▶ PROBLEM REQUIREMENTS: Look below. Copy each line that has "House" in it.

==== LISTED ENTRIES ====

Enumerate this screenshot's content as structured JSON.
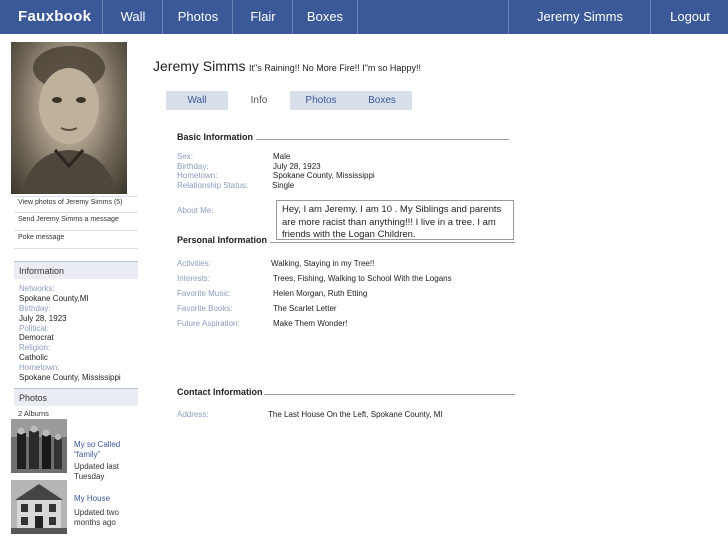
{
  "nav": {
    "brand": "Fauxbook",
    "items": [
      "Wall",
      "Photos",
      "Flair",
      "Boxes"
    ],
    "user": "Jeremy Simms",
    "logout": "Logout"
  },
  "profile": {
    "name": "Jeremy Simms",
    "status": "It\"s Raining!! No More Fire!! I\"m so Happy!!"
  },
  "tabs": [
    "Wall",
    "Info",
    "Photos",
    "Boxes"
  ],
  "active_tab": "Info",
  "left": {
    "actions": [
      "View photos of Jeremy Simms (5)",
      "Send Jeremy Simms a message",
      "Poke message"
    ],
    "information": {
      "header": "Information",
      "fields": [
        {
          "key": "Networks:",
          "value": "Spokane County,MI"
        },
        {
          "key": "Birthday:",
          "value": "July 28, 1923"
        },
        {
          "key": "Political:",
          "value": "Democrat"
        },
        {
          "key": "Religion:",
          "value": "Catholic"
        },
        {
          "key": "Hometown:",
          "value": "Spokane County, Mississippi"
        }
      ]
    },
    "photos": {
      "header": "Photos",
      "count": "2 Albums",
      "albums": [
        {
          "title": "My so Called “family”",
          "updated": "Updated last Tuesday"
        },
        {
          "title": "My House",
          "updated": "Updated two months ago"
        }
      ]
    }
  },
  "basic": {
    "header": "Basic Information",
    "fields": [
      {
        "key": "Sex:",
        "value": "Male"
      },
      {
        "key": "Birthday:",
        "value": "July 28, 1923"
      },
      {
        "key": "Hometown:",
        "value": "Spokane County, Mississippi"
      },
      {
        "key": "Relationship Status:",
        "value": "Single"
      }
    ],
    "about_key": "About Me:",
    "about_value": "Hey, I am Jeremy. I am 10 . My Siblings and parents are more racist than anything!!! I live in a tree. I am friends with the Logan Children."
  },
  "personal": {
    "header": "Personal Information",
    "fields": [
      {
        "key": "Activities:",
        "value": "Walking, Staying in my Tree!!"
      },
      {
        "key": "Interests:",
        "value": "Trees, Fishing, Walking to School With the Logans"
      },
      {
        "key": "Favorite Music:",
        "value": "Helen Morgan, Ruth Etting"
      },
      {
        "key": "Favorite Books:",
        "value": "The Scarlet Letter"
      },
      {
        "key": "Future  Aspiration:",
        "value": "Make Them Wonder!"
      }
    ]
  },
  "contact": {
    "header": "Contact Information",
    "address_key": "Address:",
    "address_value": "The Last House On the Left, Spokane County, MI"
  },
  "colors": {
    "topbar": "#3b5998",
    "link": "#3b5998",
    "label": "#8e9ac0",
    "tab_bg": "#d8dfea"
  }
}
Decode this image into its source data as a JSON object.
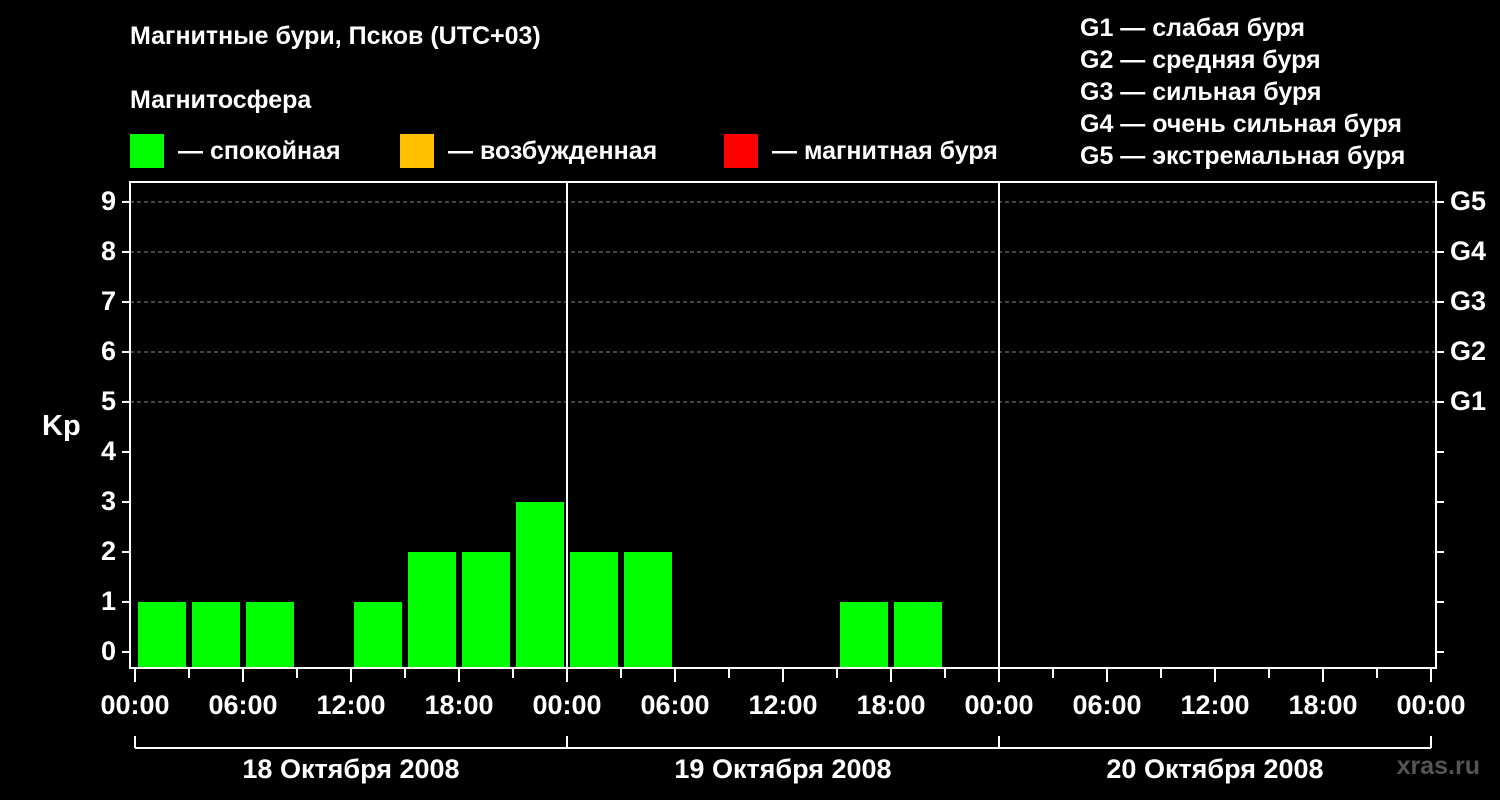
{
  "title": "Магнитные бури, Псков (UTC+03)",
  "subtitle": "Магнитосфера",
  "legend": [
    {
      "color": "#00ff00",
      "label": "— спокойная"
    },
    {
      "color": "#ffc000",
      "label": "— возбужденная"
    },
    {
      "color": "#ff0000",
      "label": "— магнитная буря"
    }
  ],
  "g_legend": [
    "G1 — слабая буря",
    "G2 — средняя буря",
    "G3 — сильная буря",
    "G4 — очень сильная буря",
    "G5 — экстремальная буря"
  ],
  "watermark": "xras.ru",
  "chart_data": {
    "type": "bar",
    "ylabel": "Kp",
    "ylim": [
      0,
      9
    ],
    "y_ticks": [
      0,
      1,
      2,
      3,
      4,
      5,
      6,
      7,
      8,
      9
    ],
    "right_ticks": [
      {
        "value": 5,
        "label": "G1"
      },
      {
        "value": 6,
        "label": "G2"
      },
      {
        "value": 7,
        "label": "G3"
      },
      {
        "value": 8,
        "label": "G4"
      },
      {
        "value": 9,
        "label": "G5"
      }
    ],
    "x_tick_labels": [
      "00:00",
      "06:00",
      "12:00",
      "18:00",
      "00:00",
      "06:00",
      "12:00",
      "18:00",
      "00:00",
      "06:00",
      "12:00",
      "18:00",
      "00:00"
    ],
    "days": [
      "18 Октября 2008",
      "19 Октября 2008",
      "20 Октября 2008"
    ],
    "interval_hours": 3,
    "values": [
      1,
      1,
      1,
      0,
      1,
      2,
      2,
      3,
      2,
      2,
      0,
      0,
      0,
      1,
      1,
      0
    ],
    "bar_color": "#00ff00",
    "grid": "dashed at 5–9",
    "day_separators": true
  }
}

====

▶ ANSWER FOR THIS EXERCISE:
          "title": "My House",
    "address_value": "The Last House On the Left, Spokane County, MI"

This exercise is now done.